In the material below, the lines containing the word "with" are required; copy each of them.

##############################

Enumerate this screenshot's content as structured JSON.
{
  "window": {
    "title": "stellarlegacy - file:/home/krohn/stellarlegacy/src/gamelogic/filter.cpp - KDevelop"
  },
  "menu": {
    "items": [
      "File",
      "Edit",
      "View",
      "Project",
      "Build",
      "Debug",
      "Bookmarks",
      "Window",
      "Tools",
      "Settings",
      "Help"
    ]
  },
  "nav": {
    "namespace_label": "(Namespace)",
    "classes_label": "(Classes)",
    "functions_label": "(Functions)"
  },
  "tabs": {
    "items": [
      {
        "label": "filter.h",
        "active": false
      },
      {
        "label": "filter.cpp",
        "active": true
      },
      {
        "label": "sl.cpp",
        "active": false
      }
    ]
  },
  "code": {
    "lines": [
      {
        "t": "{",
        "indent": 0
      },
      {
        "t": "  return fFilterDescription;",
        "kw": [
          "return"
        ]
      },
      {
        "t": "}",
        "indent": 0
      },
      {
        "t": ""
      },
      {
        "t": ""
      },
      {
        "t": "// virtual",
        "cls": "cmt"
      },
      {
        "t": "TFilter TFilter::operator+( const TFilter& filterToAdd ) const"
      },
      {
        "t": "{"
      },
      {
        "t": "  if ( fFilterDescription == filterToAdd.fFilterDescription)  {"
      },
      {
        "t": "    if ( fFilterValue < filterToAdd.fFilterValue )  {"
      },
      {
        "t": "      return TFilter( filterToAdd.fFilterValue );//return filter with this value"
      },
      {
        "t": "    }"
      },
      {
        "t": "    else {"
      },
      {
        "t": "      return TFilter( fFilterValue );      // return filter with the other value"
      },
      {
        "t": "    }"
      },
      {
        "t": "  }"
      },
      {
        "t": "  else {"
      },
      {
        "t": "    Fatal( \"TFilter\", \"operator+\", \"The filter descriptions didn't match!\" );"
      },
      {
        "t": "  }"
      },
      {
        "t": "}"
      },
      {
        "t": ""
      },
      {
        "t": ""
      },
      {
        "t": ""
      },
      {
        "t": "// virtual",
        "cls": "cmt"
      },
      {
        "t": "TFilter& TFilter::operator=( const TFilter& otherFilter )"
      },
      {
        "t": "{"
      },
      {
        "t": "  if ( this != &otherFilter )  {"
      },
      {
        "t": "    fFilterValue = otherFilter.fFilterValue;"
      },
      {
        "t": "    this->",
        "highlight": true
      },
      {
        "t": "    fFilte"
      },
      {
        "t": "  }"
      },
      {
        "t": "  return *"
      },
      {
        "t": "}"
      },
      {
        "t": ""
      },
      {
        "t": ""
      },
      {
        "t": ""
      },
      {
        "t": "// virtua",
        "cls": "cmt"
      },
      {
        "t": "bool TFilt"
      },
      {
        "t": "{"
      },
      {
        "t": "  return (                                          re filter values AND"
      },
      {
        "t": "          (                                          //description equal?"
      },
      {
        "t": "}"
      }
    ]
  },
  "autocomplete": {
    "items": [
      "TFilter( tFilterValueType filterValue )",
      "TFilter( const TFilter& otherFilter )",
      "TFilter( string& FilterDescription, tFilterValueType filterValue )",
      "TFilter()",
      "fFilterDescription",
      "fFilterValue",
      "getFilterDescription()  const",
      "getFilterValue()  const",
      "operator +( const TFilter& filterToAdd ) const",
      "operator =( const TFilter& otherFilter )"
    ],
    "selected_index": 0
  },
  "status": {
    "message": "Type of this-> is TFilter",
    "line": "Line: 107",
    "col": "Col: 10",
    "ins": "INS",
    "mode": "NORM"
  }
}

##############################

RESPONSE TO THE EXERCISE –
        "t": "      return TFilter( filterToAdd.fFilterValue );//return filter with this value"
        "t": "      return TFilter( fFilterValue );      // return filter with the other value"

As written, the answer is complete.